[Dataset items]
--------
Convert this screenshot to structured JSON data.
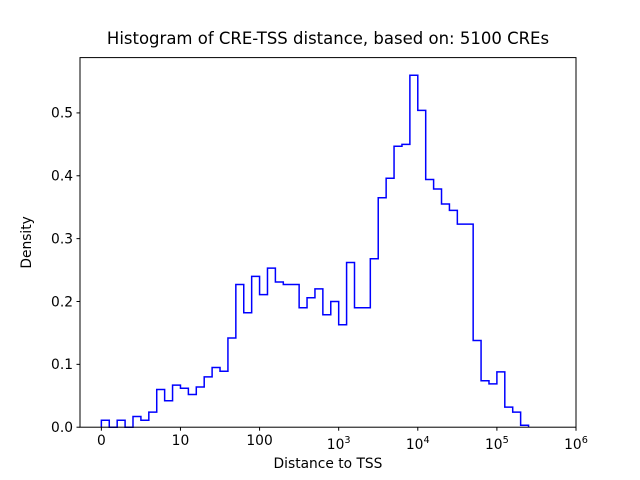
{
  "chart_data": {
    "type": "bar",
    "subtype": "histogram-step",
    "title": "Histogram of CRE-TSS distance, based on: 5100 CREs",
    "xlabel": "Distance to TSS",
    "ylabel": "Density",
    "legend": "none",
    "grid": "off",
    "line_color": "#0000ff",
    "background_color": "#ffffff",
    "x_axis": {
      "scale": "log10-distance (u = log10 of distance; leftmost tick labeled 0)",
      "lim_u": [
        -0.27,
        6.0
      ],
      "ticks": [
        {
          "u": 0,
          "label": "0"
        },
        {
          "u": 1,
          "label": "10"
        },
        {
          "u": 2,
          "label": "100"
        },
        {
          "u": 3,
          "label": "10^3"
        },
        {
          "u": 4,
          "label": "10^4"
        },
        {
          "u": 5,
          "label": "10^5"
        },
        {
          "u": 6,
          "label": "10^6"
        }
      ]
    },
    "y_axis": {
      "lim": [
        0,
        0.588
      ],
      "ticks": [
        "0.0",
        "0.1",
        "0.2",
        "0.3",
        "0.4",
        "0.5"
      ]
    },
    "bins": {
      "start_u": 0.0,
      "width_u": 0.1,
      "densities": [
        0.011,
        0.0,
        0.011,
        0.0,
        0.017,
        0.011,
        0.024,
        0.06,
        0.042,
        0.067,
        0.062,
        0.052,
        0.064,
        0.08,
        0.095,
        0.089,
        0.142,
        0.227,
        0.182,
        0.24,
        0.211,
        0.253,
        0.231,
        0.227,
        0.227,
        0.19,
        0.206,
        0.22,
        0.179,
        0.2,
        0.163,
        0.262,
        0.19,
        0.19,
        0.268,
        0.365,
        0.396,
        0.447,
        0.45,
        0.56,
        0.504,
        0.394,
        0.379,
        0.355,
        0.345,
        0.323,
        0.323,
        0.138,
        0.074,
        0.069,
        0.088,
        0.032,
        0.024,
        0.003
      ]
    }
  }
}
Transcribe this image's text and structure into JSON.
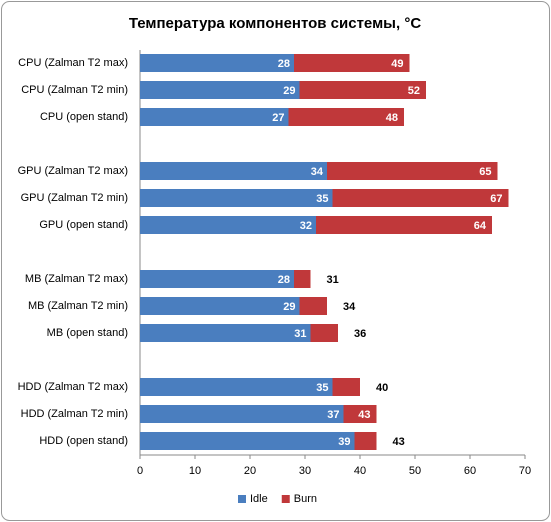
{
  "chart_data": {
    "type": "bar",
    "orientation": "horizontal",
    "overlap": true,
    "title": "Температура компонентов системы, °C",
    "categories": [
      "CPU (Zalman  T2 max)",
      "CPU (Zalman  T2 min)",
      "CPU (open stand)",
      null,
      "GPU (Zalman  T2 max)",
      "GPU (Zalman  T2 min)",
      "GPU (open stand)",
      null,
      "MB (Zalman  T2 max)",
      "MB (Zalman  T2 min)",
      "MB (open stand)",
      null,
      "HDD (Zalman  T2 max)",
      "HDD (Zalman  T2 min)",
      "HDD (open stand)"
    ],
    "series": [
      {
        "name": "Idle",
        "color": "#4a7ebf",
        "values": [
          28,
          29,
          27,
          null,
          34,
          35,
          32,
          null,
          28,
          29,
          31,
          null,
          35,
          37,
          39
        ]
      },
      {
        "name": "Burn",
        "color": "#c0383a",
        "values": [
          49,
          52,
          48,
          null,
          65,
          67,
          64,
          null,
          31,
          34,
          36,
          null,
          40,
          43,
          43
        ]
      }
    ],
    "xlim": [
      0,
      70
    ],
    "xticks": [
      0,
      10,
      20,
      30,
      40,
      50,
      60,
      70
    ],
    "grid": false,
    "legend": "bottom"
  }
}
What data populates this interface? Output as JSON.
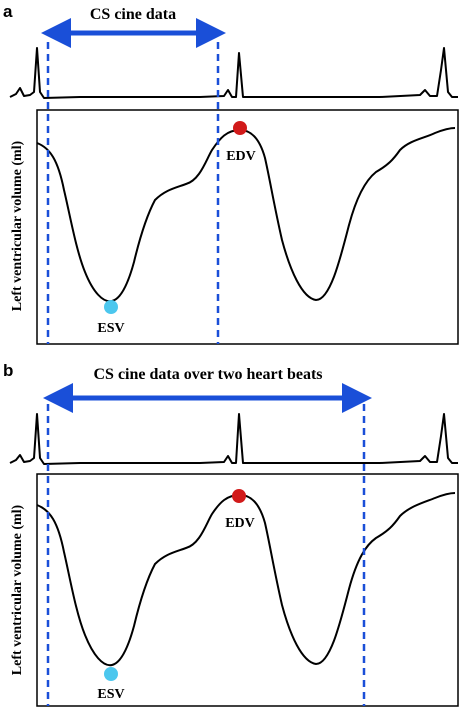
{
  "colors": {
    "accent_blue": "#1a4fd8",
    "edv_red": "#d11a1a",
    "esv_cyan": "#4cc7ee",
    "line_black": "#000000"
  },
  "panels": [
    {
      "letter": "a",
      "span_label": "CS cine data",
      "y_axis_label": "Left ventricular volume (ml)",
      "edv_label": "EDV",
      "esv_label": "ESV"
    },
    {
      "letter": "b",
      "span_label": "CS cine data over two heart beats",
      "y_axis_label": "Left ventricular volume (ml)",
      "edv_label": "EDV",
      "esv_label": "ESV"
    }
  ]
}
--------
WRITTEN EXERCISE - Write out again every line above exactly as given; the pictures do not belong in the copy.

RIGHT ANSWER -
Convert this screenshot to structured JSON data.
{
  "chart_data": {
    "type": "bar",
    "subtype": "histogram-step",
    "title": "Histogram of CRE-TSS distance, based on: 5100 CREs",
    "xlabel": "Distance to TSS",
    "ylabel": "Density",
    "legend": "none",
    "grid": "off",
    "line_color": "#0000ff",
    "background_color": "#ffffff",
    "x_axis": {
      "scale": "log10-distance (u = log10 of distance; leftmost tick labeled 0)",
      "lim_u": [
        -0.27,
        6.0
      ],
      "ticks": [
        {
          "u": 0,
          "label": "0"
        },
        {
          "u": 1,
          "label": "10"
        },
        {
          "u": 2,
          "label": "100"
        },
        {
          "u": 3,
          "label": "10^3"
        },
        {
          "u": 4,
          "label": "10^4"
        },
        {
          "u": 5,
          "label": "10^5"
        },
        {
          "u": 6,
          "label": "10^6"
        }
      ]
    },
    "y_axis": {
      "lim": [
        0,
        0.588
      ],
      "ticks": [
        "0.0",
        "0.1",
        "0.2",
        "0.3",
        "0.4",
        "0.5"
      ]
    },
    "bins": {
      "start_u": 0.0,
      "width_u": 0.1,
      "densities": [
        0.011,
        0.0,
        0.011,
        0.0,
        0.017,
        0.011,
        0.024,
        0.06,
        0.042,
        0.067,
        0.062,
        0.052,
        0.064,
        0.08,
        0.095,
        0.089,
        0.142,
        0.227,
        0.182,
        0.24,
        0.211,
        0.253,
        0.231,
        0.227,
        0.227,
        0.19,
        0.206,
        0.22,
        0.179,
        0.2,
        0.163,
        0.262,
        0.19,
        0.19,
        0.268,
        0.365,
        0.396,
        0.447,
        0.45,
        0.56,
        0.504,
        0.394,
        0.379,
        0.355,
        0.345,
        0.323,
        0.323,
        0.138,
        0.074,
        0.069,
        0.088,
        0.032,
        0.024,
        0.003
      ]
    }
  }
}
Transcribe this image's text and structure into JSON.
{
  "chart_data": {
    "type": "bar",
    "orientation": "horizontal",
    "overlap": true,
    "title": "Температура компонентов системы, °C",
    "categories": [
      "CPU (Zalman  T2 max)",
      "CPU (Zalman  T2 min)",
      "CPU (open stand)",
      null,
      "GPU (Zalman  T2 max)",
      "GPU (Zalman  T2 min)",
      "GPU (open stand)",
      null,
      "MB (Zalman  T2 max)",
      "MB (Zalman  T2 min)",
      "MB (open stand)",
      null,
      "HDD (Zalman  T2 max)",
      "HDD (Zalman  T2 min)",
      "HDD (open stand)"
    ],
    "series": [
      {
        "name": "Idle",
        "color": "#4a7ebf",
        "values": [
          28,
          29,
          27,
          null,
          34,
          35,
          32,
          null,
          28,
          29,
          31,
          null,
          35,
          37,
          39
        ]
      },
      {
        "name": "Burn",
        "color": "#c0383a",
        "values": [
          49,
          52,
          48,
          null,
          65,
          67,
          64,
          null,
          31,
          34,
          36,
          null,
          40,
          43,
          43
        ]
      }
    ],
    "xlim": [
      0,
      70
    ],
    "xticks": [
      0,
      10,
      20,
      30,
      40,
      50,
      60,
      70
    ],
    "grid": false,
    "legend": "bottom"
  }
}
What data populates this interface? Output as JSON.
{
  "colors": {
    "accent_blue": "#1a4fd8",
    "edv_red": "#d11a1a",
    "esv_cyan": "#4cc7ee",
    "line_black": "#000000"
  },
  "panels": [
    {
      "letter": "a",
      "span_label": "CS cine data",
      "y_axis_label": "Left ventricular volume (ml)",
      "edv_label": "EDV",
      "esv_label": "ESV"
    },
    {
      "letter": "b",
      "span_label": "CS cine data over two heart beats",
      "y_axis_label": "Left ventricular volume (ml)",
      "edv_label": "EDV",
      "esv_label": "ESV"
    }
  ]
}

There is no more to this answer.